#### [Problèmes à résoudre]
(1) Répondez aux questions suivantes à partir du texte sur le Cafe Society.
(a) Dans quelle partie de Manhattan se trouve le quartier de Greenwich Village ?
(b) Quel métier exerçait Barney Josephson avant d'ouvrir son club ?
(c) Qui a adapté ses enregistrements en mémoires ?
(2) Transcrivez fidèlement le passage du texte sur le Cafe Society qui va de « New York : au » jusqu'à « du militantisme LGBT. » inclus.

── Texte à lire

Un café, des idées, l'addition

New York : au Cafe Society, le jazz à l’avant-garde des droits civiques

1945, Mary Lou Williams au Cafe Society, New York. Photo AKG. Images
1945, Mary Lou Williams au Cafe Society, New York. Photo AKG. Images

Le quartier de Greenwich Village, dans le sud-ouest de Manhattan, est en état de mort cérébrale depuis des années. S’il a conservé son charme résidentiel, avec de jolies maisons brownstones et rues arborées, le Village a été asphyxié par la gentrification, les condominiums avec piscines et salles de gym aux loyers exorbitants et par les Airbnb de luxe. Il fut pourtant, tout au long du XXe siècle, un refuge pour bohèmes sans le sou, immigrés, communistes, une marmite contestataire et artistique, berceau de la Beat Generation, puis capitale mondiale du militantisme LGBT.

C’est d’ailleurs à deux pas du Stonewall Inn, d’où sont parties les émeutes de juin 1969, au sous-sol du 2, Sheridan Square et face à un coquet petit parc triangulaire, qu’un certain Barney Josephson, vendeur de chaussures à Atlantic City pas franchement prédestiné, a mené une sacrée révolution à l’aube de la Seconde Guerre mondiale. En décembre 1938, ce pionnier y ouvre le légendaire club de jazz Cafe Society, et fait tomber l’air de rien une barrière de la ségrégation raciale : «Je voulais un club où Noirs et Blancs pouvaient être ensemble sur scène, et s’asseoir à côté dans la salle, expliquera-t-il dans des enregistrements adaptés vingt ans après sa mort en mémoires (1) par sa veuve, Terry Trilling-Josephson. Un tel endroit, à ma connaissance, n’existait ni à New York ni ailleurs dans le pays.»
«La seule et unique culture de ce pays, c’est la musique»

────
── Lignes de données

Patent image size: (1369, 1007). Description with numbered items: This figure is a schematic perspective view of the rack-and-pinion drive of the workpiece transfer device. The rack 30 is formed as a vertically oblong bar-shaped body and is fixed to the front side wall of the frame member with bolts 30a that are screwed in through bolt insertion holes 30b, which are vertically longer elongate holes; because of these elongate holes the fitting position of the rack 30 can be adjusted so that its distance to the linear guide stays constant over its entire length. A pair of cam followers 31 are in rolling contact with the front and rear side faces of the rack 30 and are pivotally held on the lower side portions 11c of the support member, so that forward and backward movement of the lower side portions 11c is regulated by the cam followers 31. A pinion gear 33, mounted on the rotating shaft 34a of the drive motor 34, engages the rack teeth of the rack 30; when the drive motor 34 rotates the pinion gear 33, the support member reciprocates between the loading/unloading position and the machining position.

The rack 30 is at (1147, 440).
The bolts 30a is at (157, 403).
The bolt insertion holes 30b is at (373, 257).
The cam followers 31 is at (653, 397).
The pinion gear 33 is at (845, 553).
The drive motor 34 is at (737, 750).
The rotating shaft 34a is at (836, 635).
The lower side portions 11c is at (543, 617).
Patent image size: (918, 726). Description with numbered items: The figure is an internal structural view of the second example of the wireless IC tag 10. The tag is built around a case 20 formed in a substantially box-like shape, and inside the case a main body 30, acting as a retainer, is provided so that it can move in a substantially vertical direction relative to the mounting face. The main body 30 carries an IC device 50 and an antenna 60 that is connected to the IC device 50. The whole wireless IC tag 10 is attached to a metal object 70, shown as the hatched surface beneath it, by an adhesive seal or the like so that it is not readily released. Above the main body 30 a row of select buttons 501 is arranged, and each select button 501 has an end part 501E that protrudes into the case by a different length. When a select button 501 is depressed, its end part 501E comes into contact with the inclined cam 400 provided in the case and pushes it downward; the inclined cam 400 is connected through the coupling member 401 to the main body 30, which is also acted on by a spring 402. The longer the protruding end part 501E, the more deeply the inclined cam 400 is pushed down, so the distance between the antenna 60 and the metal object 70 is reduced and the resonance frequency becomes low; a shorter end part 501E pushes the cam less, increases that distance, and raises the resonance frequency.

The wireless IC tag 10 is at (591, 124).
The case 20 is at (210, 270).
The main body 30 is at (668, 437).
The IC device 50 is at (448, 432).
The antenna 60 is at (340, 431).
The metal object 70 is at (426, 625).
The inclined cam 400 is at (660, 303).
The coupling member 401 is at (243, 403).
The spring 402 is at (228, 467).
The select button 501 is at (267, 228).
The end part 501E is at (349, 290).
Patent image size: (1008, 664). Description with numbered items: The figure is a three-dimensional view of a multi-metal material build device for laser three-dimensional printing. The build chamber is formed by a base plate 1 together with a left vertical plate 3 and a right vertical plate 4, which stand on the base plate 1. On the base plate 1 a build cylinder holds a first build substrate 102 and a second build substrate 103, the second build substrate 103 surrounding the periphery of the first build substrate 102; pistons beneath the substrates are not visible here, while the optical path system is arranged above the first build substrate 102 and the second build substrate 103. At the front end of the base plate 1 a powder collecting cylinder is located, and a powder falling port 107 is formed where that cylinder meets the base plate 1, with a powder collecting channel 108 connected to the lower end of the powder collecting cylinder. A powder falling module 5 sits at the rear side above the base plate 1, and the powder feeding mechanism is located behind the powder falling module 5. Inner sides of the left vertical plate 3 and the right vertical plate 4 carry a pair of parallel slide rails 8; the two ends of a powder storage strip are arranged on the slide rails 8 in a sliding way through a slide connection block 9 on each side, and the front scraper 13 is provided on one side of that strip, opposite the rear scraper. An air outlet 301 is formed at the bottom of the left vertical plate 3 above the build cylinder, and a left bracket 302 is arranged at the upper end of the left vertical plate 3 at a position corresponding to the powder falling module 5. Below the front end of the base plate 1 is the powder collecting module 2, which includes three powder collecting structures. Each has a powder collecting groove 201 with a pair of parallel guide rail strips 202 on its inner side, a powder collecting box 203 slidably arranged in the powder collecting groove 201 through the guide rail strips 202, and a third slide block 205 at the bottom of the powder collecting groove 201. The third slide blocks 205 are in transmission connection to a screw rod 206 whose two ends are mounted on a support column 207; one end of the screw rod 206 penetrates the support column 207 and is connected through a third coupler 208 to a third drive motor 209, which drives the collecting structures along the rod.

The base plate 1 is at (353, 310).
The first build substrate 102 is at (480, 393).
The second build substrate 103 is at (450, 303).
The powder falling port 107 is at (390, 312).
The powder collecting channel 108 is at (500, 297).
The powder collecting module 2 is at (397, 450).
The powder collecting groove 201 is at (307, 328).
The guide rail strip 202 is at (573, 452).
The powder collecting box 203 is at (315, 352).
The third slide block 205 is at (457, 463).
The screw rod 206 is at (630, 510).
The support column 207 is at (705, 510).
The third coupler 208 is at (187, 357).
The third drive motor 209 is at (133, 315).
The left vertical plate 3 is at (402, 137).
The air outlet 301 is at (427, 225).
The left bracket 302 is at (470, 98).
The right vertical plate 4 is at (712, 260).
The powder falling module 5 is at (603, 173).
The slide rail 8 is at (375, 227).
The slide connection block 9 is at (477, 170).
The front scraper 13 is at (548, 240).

────

#### [Résultats des exercices]
(1)
(a) Dans le sud-ouest de Manhattan.
(b) Il était vendeur de chaussures à Atlantic City.
(c) Sa veuve, Terry Trilling-Josephson.

(2)
New York : au Cafe Society, le jazz à l’avant-garde des droits civiques

1945, Mary Lou Williams au Cafe Society, New York. Photo AKG. Images
1945, Mary Lou Williams au Cafe Society, New York. Photo AKG. Images

Le quartier de Greenwich Village, dans le sud-ouest de Manhattan, est en état de mort cérébrale depuis des années. S’il a conservé son charme résidentiel, avec de jolies maisons brownstones et rues arborées, le Village a été asphyxié par la gentrification, les condominiums avec piscines et salles de gym aux loyers exorbitants et par les Airbnb de luxe. Il fut pourtant, tout au long du XXe siècle, un refuge pour bohèmes sans le sou, immigrés, communistes, une marmite contestataire et artistique, berceau de la Beat Generation, puis capitale mondiale du militantisme LGBT.